*What you are asked to do*:
In your copy, repeat the records exactly and leave out the pictures.

*Excerpted data*:
▬▬▬▬▬▬

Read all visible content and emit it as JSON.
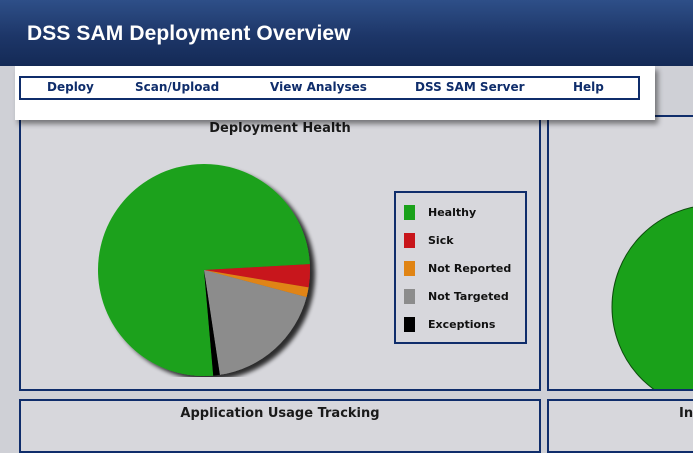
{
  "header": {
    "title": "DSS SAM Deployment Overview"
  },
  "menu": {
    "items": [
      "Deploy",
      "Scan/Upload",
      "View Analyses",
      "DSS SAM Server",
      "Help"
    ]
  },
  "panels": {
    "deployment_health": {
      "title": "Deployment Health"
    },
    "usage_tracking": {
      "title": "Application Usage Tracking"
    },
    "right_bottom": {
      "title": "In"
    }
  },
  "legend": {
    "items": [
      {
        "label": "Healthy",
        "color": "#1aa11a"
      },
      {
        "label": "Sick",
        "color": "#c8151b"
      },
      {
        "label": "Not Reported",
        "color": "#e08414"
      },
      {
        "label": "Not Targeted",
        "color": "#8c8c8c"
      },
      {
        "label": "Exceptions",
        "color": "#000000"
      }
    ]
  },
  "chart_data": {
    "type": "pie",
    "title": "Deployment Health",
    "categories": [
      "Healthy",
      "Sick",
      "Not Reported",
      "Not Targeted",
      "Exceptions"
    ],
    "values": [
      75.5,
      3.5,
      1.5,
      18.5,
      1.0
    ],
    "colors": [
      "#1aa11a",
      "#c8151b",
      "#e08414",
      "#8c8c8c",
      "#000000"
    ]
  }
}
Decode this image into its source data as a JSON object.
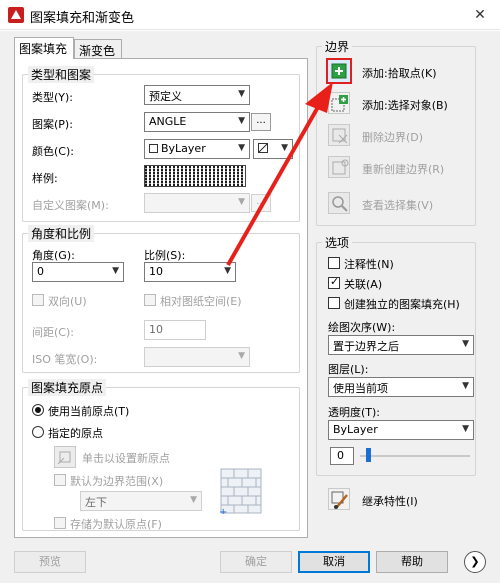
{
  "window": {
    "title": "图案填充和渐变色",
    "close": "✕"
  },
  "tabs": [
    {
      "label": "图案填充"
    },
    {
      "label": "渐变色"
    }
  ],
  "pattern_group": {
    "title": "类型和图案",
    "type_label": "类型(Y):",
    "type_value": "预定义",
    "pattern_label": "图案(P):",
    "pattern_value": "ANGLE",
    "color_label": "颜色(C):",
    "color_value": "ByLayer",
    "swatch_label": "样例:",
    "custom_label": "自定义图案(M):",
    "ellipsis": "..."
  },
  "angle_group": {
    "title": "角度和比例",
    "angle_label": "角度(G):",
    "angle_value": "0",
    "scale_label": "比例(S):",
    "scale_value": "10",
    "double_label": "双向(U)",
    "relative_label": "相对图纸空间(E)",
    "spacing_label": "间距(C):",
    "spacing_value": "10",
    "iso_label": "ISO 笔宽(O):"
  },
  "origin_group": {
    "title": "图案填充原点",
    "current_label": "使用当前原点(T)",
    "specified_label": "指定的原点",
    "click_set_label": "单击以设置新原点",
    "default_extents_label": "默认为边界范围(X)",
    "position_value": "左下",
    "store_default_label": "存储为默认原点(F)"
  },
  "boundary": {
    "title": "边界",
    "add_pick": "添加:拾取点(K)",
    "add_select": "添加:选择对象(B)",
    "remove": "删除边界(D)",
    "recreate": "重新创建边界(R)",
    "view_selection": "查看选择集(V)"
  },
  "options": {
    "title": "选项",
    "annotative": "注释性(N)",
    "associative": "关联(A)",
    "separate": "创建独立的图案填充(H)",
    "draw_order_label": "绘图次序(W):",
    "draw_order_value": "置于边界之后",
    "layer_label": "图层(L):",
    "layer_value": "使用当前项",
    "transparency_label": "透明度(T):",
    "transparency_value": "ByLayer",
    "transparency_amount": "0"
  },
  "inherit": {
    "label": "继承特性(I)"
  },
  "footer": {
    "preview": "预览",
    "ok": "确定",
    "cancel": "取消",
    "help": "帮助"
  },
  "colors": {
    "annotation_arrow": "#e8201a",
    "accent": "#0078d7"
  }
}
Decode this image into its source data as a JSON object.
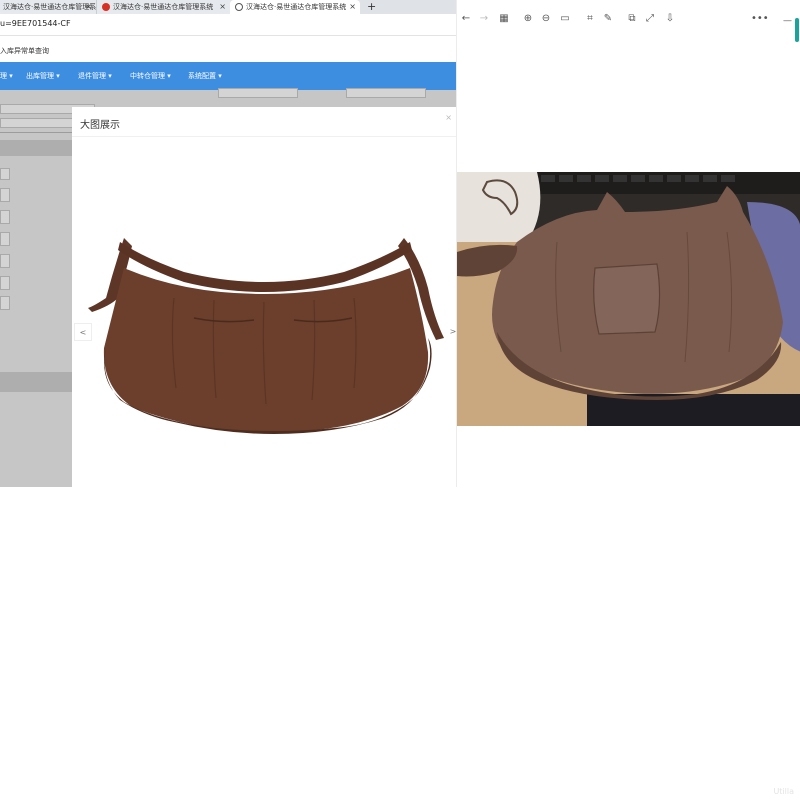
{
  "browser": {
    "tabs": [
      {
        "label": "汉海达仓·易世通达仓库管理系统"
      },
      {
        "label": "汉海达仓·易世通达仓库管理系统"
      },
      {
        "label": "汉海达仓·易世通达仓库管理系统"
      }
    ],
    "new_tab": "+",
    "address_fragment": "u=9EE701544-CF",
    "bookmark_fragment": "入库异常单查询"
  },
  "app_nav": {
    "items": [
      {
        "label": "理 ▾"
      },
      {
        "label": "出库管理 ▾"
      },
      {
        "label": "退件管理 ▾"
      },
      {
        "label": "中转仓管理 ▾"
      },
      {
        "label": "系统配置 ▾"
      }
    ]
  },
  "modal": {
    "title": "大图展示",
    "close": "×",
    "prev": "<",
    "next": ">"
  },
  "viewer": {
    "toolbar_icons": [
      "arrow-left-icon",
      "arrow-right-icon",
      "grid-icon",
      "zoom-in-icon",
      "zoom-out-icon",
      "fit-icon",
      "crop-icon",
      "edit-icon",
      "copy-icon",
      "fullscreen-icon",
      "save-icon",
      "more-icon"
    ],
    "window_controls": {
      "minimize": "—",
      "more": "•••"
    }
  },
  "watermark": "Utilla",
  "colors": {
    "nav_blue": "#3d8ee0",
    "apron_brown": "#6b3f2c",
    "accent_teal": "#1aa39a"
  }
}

▬▬▬▬▬▬

*Finished exercise*:
Read all visible content and emit it as JSON.
{
  "header": {
    "title": "DSS SAM Deployment Overview"
  },
  "menu": {
    "items": [
      "Deploy",
      "Scan/Upload",
      "View Analyses",
      "DSS SAM Server",
      "Help"
    ]
  },
  "panels": {
    "deployment_health": {
      "title": "Deployment Health"
    },
    "usage_tracking": {
      "title": "Application Usage Tracking"
    },
    "right_bottom": {
      "title": "In"
    }
  },
  "legend": {
    "items": [
      {
        "label": "Healthy",
        "color": "#1aa11a"
      },
      {
        "label": "Sick",
        "color": "#c8151b"
      },
      {
        "label": "Not Reported",
        "color": "#e08414"
      },
      {
        "label": "Not Targeted",
        "color": "#8c8c8c"
      },
      {
        "label": "Exceptions",
        "color": "#000000"
      }
    ]
  },
  "chart_data": {
    "type": "pie",
    "title": "Deployment Health",
    "categories": [
      "Healthy",
      "Sick",
      "Not Reported",
      "Not Targeted",
      "Exceptions"
    ],
    "values": [
      75.5,
      3.5,
      1.5,
      18.5,
      1.0
    ],
    "colors": [
      "#1aa11a",
      "#c8151b",
      "#e08414",
      "#8c8c8c",
      "#000000"
    ]
  }
}
Decode this image into its source data as a JSON object.
{
  "window": {
    "title": "图案填充和渐变色",
    "close": "✕"
  },
  "tabs": [
    {
      "label": "图案填充"
    },
    {
      "label": "渐变色"
    }
  ],
  "pattern_group": {
    "title": "类型和图案",
    "type_label": "类型(Y):",
    "type_value": "预定义",
    "pattern_label": "图案(P):",
    "pattern_value": "ANGLE",
    "color_label": "颜色(C):",
    "color_value": "ByLayer",
    "swatch_label": "样例:",
    "custom_label": "自定义图案(M):",
    "ellipsis": "..."
  },
  "angle_group": {
    "title": "角度和比例",
    "angle_label": "角度(G):",
    "angle_value": "0",
    "scale_label": "比例(S):",
    "scale_value": "10",
    "double_label": "双向(U)",
    "relative_label": "相对图纸空间(E)",
    "spacing_label": "间距(C):",
    "spacing_value": "10",
    "iso_label": "ISO 笔宽(O):"
  },
  "origin_group": {
    "title": "图案填充原点",
    "current_label": "使用当前原点(T)",
    "specified_label": "指定的原点",
    "click_set_label": "单击以设置新原点",
    "default_extents_label": "默认为边界范围(X)",
    "position_value": "左下",
    "store_default_label": "存储为默认原点(F)"
  },
  "boundary": {
    "title": "边界",
    "add_pick": "添加:拾取点(K)",
    "add_select": "添加:选择对象(B)",
    "remove": "删除边界(D)",
    "recreate": "重新创建边界(R)",
    "view_selection": "查看选择集(V)"
  },
  "options": {
    "title": "选项",
    "annotative": "注释性(N)",
    "associative": "关联(A)",
    "separate": "创建独立的图案填充(H)",
    "draw_order_label": "绘图次序(W):",
    "draw_order_value": "置于边界之后",
    "layer_label": "图层(L):",
    "layer_value": "使用当前项",
    "transparency_label": "透明度(T):",
    "transparency_value": "ByLayer",
    "transparency_amount": "0"
  },
  "inherit": {
    "label": "继承特性(I)"
  },
  "footer": {
    "preview": "预览",
    "ok": "确定",
    "cancel": "取消",
    "help": "帮助"
  },
  "colors": {
    "annotation_arrow": "#e8201a",
    "accent": "#0078d7"
  }
}
Decode this image into its source data as a JSON object.
{
  "browser": {
    "tabs": [
      {
        "label": "汉海达仓·易世通达仓库管理系统"
      },
      {
        "label": "汉海达仓·易世通达仓库管理系统"
      },
      {
        "label": "汉海达仓·易世通达仓库管理系统"
      }
    ],
    "new_tab": "+",
    "address_fragment": "u=9EE701544-CF",
    "bookmark_fragment": "入库异常单查询"
  },
  "app_nav": {
    "items": [
      {
        "label": "理 ▾"
      },
      {
        "label": "出库管理 ▾"
      },
      {
        "label": "退件管理 ▾"
      },
      {
        "label": "中转仓管理 ▾"
      },
      {
        "label": "系统配置 ▾"
      }
    ]
  },
  "modal": {
    "title": "大图展示",
    "close": "×",
    "prev": "<",
    "next": ">"
  },
  "viewer": {
    "toolbar_icons": [
      "arrow-left-icon",
      "arrow-right-icon",
      "grid-icon",
      "zoom-in-icon",
      "zoom-out-icon",
      "fit-icon",
      "crop-icon",
      "edit-icon",
      "copy-icon",
      "fullscreen-icon",
      "save-icon",
      "more-icon"
    ],
    "window_controls": {
      "minimize": "—",
      "more": "•••"
    }
  },
  "watermark": "Utilla",
  "colors": {
    "nav_blue": "#3d8ee0",
    "apron_brown": "#6b3f2c",
    "accent_teal": "#1aa39a"
  }
}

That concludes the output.